• **Task directions**: Report how many lines hold the string "translate". Give the number and nothing else.

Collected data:
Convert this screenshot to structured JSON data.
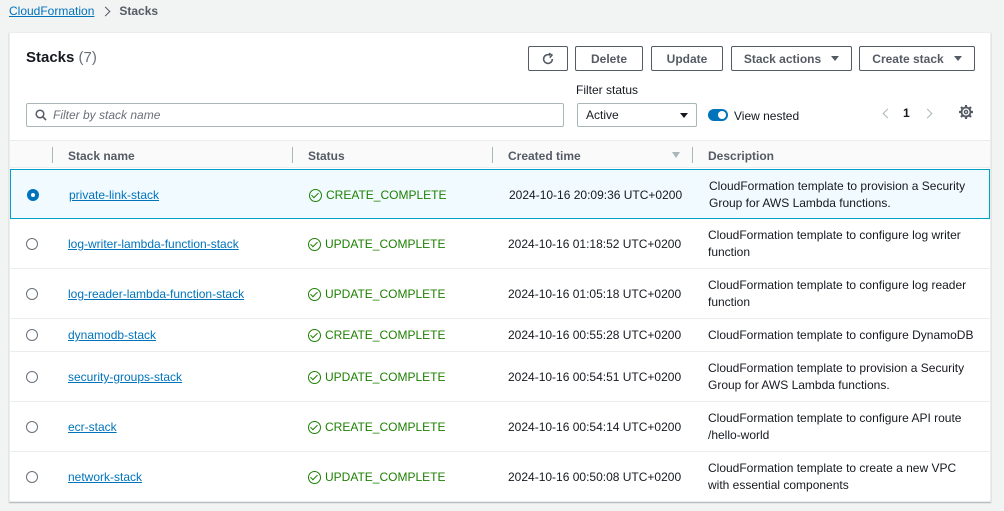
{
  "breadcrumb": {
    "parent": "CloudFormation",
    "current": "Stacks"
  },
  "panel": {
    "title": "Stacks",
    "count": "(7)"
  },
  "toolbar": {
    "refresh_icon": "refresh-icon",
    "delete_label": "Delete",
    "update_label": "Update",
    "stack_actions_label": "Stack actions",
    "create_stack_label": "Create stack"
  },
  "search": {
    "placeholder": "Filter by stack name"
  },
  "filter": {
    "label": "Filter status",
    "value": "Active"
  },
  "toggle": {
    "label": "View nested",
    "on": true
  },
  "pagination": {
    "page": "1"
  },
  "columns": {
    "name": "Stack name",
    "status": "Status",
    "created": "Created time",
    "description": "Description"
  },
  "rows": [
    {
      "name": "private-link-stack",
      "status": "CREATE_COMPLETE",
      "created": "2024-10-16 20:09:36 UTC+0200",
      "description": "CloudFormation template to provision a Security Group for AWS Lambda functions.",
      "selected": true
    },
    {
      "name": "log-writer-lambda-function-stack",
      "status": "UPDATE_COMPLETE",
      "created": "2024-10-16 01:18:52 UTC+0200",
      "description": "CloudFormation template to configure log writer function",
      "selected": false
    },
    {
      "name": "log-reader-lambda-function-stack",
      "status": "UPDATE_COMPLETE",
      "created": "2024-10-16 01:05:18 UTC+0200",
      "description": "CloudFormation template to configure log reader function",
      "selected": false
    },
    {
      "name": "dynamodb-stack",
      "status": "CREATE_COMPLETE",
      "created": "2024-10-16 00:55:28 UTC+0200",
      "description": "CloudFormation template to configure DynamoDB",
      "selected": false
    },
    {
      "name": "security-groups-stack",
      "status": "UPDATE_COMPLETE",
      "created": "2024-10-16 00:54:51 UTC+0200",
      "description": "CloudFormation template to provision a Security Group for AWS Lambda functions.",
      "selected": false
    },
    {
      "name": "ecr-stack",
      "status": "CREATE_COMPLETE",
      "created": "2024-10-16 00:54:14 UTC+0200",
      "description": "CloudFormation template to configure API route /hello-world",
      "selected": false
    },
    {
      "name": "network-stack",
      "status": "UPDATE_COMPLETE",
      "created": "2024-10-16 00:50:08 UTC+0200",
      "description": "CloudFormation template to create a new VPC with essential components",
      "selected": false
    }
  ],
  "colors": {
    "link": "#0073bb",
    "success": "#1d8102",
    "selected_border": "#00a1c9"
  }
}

...

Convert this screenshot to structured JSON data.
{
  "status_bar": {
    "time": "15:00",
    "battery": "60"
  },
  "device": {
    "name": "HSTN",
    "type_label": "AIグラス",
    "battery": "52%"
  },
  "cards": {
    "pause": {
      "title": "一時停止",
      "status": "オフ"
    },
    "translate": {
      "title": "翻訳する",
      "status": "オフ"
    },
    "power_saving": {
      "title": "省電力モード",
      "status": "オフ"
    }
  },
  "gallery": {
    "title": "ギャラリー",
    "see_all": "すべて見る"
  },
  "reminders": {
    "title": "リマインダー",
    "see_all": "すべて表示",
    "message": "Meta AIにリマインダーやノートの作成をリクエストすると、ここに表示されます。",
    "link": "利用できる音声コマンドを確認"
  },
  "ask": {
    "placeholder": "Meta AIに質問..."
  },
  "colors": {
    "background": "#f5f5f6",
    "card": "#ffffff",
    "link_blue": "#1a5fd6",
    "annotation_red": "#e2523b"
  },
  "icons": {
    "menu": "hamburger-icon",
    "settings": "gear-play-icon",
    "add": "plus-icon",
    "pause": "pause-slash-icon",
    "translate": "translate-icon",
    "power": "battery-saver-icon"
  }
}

• **The completed task**: 2